*Short task*. Determine how many lines of the data below contain "monde", then give only that number.

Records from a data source
○ ○ ○ ○ ○
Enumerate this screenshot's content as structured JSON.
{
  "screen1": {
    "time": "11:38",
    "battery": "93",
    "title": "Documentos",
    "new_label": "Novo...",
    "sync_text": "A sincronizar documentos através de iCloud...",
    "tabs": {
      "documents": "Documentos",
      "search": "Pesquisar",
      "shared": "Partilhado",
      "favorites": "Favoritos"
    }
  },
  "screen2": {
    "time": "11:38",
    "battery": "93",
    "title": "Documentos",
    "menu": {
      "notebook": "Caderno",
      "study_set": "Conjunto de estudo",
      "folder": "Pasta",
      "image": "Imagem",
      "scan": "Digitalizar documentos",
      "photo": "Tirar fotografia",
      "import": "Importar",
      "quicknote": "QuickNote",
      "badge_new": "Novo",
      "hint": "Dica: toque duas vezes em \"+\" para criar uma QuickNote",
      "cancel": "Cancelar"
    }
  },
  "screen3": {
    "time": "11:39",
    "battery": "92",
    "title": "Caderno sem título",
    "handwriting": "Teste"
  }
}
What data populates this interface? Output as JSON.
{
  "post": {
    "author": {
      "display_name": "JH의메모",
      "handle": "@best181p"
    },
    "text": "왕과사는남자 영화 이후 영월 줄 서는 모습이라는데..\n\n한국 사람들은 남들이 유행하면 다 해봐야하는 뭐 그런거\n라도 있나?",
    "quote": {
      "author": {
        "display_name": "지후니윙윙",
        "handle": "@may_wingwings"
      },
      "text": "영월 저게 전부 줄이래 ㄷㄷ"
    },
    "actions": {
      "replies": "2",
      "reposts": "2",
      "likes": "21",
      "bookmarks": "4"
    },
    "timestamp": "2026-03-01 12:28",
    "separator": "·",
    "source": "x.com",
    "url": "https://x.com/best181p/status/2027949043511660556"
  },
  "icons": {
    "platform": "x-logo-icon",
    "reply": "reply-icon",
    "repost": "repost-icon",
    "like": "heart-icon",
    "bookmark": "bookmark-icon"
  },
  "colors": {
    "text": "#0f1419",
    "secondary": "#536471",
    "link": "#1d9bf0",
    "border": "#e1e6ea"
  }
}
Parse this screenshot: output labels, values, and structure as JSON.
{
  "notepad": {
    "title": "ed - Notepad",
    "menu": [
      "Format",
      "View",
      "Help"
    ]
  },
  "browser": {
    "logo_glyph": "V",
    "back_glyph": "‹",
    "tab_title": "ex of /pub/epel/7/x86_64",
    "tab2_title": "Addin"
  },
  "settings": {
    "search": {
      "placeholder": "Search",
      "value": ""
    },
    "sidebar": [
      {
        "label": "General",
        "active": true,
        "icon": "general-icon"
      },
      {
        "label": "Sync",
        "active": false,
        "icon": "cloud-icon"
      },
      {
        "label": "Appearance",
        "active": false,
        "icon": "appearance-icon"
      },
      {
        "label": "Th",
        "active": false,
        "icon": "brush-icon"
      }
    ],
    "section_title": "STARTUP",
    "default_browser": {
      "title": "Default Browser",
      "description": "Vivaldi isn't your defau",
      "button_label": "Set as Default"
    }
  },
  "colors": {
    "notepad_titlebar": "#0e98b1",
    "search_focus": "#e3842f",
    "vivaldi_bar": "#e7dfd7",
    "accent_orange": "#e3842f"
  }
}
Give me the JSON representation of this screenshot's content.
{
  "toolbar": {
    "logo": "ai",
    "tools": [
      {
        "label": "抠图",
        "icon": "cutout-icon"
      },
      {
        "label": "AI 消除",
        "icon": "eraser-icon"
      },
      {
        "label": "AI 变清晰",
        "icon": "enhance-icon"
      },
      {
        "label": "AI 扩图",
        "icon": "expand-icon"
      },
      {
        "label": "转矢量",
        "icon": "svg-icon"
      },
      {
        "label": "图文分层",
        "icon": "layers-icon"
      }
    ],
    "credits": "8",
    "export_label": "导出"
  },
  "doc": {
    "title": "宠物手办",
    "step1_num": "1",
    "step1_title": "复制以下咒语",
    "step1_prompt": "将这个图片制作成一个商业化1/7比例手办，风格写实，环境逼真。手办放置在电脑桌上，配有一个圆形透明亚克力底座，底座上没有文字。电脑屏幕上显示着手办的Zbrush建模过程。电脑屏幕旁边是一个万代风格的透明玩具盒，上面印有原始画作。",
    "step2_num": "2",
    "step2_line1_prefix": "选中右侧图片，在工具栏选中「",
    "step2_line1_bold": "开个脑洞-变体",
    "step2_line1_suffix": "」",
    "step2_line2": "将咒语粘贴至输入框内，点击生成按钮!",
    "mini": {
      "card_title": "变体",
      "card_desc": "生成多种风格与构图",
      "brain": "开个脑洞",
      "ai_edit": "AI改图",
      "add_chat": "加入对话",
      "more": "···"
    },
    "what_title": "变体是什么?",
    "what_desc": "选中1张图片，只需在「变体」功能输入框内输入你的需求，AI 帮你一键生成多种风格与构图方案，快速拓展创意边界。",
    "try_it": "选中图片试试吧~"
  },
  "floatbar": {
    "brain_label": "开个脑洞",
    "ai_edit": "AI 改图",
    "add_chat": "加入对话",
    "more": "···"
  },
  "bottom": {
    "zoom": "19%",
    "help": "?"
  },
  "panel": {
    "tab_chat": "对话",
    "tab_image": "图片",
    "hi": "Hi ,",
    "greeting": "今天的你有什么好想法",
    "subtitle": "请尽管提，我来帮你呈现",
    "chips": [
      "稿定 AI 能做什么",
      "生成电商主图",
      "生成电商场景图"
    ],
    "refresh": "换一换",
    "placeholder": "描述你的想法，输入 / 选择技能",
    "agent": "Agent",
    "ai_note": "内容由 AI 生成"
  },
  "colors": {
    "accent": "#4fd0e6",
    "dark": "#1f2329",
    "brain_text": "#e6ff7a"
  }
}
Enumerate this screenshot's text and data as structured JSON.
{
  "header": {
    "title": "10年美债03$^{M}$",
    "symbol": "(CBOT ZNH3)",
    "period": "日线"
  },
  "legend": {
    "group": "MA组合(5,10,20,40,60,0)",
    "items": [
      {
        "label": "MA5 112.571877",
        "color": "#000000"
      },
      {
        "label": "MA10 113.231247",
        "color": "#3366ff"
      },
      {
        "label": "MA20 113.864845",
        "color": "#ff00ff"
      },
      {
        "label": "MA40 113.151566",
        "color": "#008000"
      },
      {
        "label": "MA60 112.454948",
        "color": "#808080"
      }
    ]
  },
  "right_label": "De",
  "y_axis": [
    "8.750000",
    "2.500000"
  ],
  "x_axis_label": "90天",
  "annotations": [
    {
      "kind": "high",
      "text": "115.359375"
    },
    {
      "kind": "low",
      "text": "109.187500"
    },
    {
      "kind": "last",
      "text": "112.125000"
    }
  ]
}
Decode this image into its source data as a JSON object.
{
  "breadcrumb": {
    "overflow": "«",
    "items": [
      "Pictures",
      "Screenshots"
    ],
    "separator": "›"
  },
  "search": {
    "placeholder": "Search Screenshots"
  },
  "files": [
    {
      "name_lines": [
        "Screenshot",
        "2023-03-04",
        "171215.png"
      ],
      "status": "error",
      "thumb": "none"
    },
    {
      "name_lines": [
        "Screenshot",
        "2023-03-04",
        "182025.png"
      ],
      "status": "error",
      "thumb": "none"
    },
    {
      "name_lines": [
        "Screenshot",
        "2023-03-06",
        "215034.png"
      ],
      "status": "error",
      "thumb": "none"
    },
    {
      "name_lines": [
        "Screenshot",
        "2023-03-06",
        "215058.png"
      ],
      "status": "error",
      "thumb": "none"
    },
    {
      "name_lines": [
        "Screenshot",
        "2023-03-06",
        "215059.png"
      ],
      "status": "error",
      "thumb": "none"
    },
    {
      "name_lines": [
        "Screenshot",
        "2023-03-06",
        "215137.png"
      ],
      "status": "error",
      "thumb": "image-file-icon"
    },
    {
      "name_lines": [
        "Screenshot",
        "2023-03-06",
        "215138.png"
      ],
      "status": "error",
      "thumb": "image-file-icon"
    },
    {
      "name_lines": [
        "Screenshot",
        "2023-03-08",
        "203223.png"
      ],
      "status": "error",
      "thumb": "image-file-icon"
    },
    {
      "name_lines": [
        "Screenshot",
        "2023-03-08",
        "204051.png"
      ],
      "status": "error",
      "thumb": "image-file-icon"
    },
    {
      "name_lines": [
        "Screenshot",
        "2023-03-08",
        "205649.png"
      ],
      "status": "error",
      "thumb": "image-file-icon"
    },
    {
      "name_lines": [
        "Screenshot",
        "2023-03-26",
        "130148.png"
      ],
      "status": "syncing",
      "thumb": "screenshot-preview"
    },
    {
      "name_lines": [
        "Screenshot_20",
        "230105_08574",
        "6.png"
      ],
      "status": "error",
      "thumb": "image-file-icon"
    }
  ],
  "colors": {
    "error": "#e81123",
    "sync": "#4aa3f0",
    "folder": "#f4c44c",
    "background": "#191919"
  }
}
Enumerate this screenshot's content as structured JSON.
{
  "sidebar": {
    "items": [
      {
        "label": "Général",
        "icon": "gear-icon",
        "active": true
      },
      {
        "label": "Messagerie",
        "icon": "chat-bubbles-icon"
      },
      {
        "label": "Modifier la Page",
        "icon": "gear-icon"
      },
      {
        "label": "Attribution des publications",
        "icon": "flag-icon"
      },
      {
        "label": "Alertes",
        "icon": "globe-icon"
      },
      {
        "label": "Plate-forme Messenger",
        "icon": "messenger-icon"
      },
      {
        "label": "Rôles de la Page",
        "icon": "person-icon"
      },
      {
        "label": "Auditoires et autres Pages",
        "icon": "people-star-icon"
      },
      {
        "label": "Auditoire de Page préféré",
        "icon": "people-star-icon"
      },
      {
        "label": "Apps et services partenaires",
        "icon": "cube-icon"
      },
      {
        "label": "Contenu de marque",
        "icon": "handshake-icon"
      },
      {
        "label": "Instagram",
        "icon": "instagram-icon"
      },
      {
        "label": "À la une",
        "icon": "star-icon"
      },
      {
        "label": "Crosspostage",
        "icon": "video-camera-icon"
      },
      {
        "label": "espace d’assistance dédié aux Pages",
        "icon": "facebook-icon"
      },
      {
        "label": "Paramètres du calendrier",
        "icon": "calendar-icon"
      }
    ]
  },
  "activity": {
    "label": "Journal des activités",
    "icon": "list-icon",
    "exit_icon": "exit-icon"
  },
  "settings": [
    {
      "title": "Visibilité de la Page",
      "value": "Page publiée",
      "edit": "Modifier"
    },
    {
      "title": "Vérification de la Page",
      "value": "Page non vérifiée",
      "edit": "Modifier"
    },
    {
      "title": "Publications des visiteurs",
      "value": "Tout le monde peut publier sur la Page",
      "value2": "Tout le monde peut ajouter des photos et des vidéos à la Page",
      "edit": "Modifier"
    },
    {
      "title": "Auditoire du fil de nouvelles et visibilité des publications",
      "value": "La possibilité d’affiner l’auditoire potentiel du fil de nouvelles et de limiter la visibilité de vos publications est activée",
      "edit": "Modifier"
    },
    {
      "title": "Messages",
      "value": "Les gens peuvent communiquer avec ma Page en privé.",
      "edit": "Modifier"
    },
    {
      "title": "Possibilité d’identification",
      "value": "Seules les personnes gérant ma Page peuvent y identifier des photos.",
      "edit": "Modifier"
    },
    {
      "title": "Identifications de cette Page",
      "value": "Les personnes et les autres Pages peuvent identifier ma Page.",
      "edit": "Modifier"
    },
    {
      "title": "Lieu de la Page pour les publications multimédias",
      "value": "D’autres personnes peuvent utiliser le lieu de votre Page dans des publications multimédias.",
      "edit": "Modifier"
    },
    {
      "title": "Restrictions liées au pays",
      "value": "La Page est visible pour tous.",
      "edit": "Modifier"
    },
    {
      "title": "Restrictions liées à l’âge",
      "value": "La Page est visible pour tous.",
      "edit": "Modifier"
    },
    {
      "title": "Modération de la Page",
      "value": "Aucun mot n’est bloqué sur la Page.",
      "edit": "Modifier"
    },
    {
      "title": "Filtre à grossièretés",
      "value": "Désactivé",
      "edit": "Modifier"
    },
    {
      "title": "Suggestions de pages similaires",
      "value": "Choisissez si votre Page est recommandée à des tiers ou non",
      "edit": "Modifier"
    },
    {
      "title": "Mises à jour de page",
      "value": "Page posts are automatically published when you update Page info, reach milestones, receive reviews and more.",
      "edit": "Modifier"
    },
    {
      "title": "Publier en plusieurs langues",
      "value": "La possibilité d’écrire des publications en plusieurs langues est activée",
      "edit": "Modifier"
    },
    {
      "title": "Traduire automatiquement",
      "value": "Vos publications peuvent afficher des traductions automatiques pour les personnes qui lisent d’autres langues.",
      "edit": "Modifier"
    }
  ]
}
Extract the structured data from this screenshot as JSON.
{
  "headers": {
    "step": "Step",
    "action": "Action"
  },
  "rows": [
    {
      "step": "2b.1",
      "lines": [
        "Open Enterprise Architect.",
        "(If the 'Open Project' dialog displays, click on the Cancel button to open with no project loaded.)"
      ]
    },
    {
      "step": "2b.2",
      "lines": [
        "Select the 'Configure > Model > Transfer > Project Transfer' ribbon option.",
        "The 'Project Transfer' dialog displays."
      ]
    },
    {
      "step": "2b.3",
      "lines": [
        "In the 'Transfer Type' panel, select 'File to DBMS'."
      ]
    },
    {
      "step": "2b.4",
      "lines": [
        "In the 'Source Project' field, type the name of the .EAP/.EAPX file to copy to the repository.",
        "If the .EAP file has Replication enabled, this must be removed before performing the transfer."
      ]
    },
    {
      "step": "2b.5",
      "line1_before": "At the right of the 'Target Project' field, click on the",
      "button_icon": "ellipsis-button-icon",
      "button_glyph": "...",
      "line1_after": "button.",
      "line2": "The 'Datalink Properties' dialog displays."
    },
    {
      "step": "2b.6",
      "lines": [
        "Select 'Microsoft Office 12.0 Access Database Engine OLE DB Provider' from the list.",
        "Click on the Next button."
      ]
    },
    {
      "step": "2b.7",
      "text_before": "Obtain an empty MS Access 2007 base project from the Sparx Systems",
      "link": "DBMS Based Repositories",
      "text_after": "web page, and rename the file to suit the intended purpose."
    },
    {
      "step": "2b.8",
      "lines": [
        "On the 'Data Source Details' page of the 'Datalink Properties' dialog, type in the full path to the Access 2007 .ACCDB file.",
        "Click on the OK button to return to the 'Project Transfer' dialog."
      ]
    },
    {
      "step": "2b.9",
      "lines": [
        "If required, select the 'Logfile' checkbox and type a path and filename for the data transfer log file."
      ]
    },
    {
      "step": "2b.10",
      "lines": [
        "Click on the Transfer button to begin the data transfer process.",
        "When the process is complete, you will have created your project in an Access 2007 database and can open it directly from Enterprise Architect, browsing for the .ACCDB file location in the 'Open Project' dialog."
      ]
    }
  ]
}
○ ○ ○ ○ ○
*Output*. 2